[Items from a figure collection]
** start **

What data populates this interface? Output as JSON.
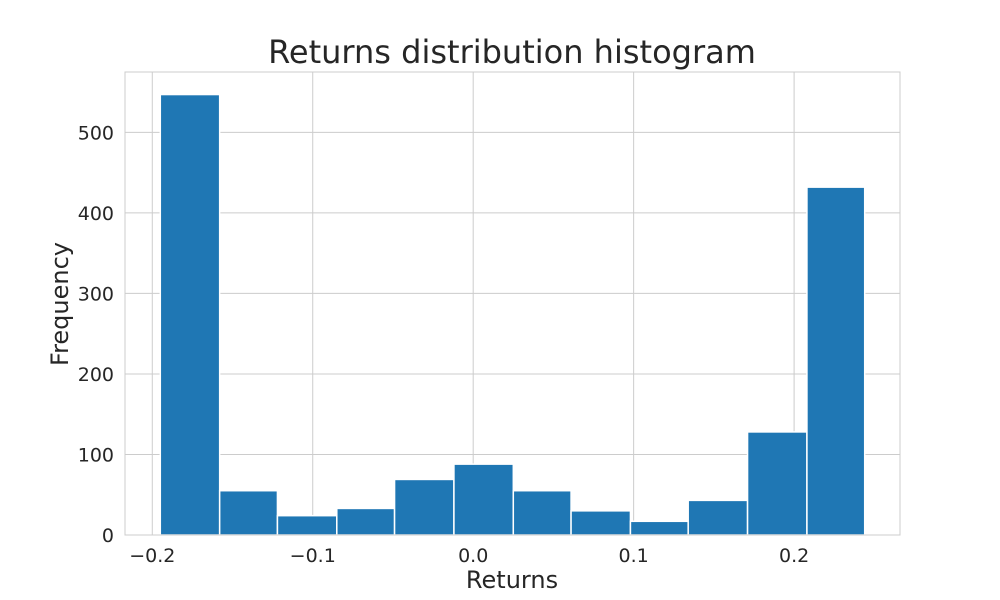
{
  "chart_data": {
    "type": "bar",
    "title": "Returns distribution histogram",
    "xlabel": "Returns",
    "ylabel": "Frequency",
    "bin_edges": [
      -0.195,
      -0.158,
      -0.122,
      -0.085,
      -0.049,
      -0.012,
      0.025,
      0.061,
      0.098,
      0.134,
      0.171,
      0.208,
      0.244
    ],
    "values": [
      547,
      55,
      24,
      33,
      69,
      88,
      55,
      30,
      17,
      43,
      128,
      432
    ],
    "xlim": [
      -0.217,
      0.266
    ],
    "ylim": [
      0,
      575
    ],
    "xticks": [
      -0.2,
      -0.1,
      0.0,
      0.1,
      0.2
    ],
    "xtick_labels": [
      "−0.2",
      "−0.1",
      "0.0",
      "0.1",
      "0.2"
    ],
    "yticks": [
      0,
      100,
      200,
      300,
      400,
      500
    ],
    "ytick_labels": [
      "0",
      "100",
      "200",
      "300",
      "400",
      "500"
    ],
    "grid": true,
    "colors": {
      "bar": "#1f77b4",
      "grid": "#cccccc",
      "edge": "#ffffff",
      "frame": "#cccccc"
    }
  }
}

** end **

WRITTEN EXERCISE — Extract the full listing exactly, with the pictures left out.

COMPLETE ANSWER —
What data populates this interface? Output as JSON.
{
  "chart_data": {
    "type": "bar",
    "title": "Returns distribution histogram",
    "xlabel": "Returns",
    "ylabel": "Frequency",
    "bin_edges": [
      -0.195,
      -0.158,
      -0.122,
      -0.085,
      -0.049,
      -0.012,
      0.025,
      0.061,
      0.098,
      0.134,
      0.171,
      0.208,
      0.244
    ],
    "values": [
      547,
      55,
      24,
      33,
      69,
      88,
      55,
      30,
      17,
      43,
      128,
      432
    ],
    "xlim": [
      -0.217,
      0.266
    ],
    "ylim": [
      0,
      575
    ],
    "xticks": [
      -0.2,
      -0.1,
      0.0,
      0.1,
      0.2
    ],
    "xtick_labels": [
      "−0.2",
      "−0.1",
      "0.0",
      "0.1",
      "0.2"
    ],
    "yticks": [
      0,
      100,
      200,
      300,
      400,
      500
    ],
    "ytick_labels": [
      "0",
      "100",
      "200",
      "300",
      "400",
      "500"
    ],
    "grid": true,
    "colors": {
      "bar": "#1f77b4",
      "grid": "#cccccc",
      "edge": "#ffffff",
      "frame": "#cccccc"
    }
  }
}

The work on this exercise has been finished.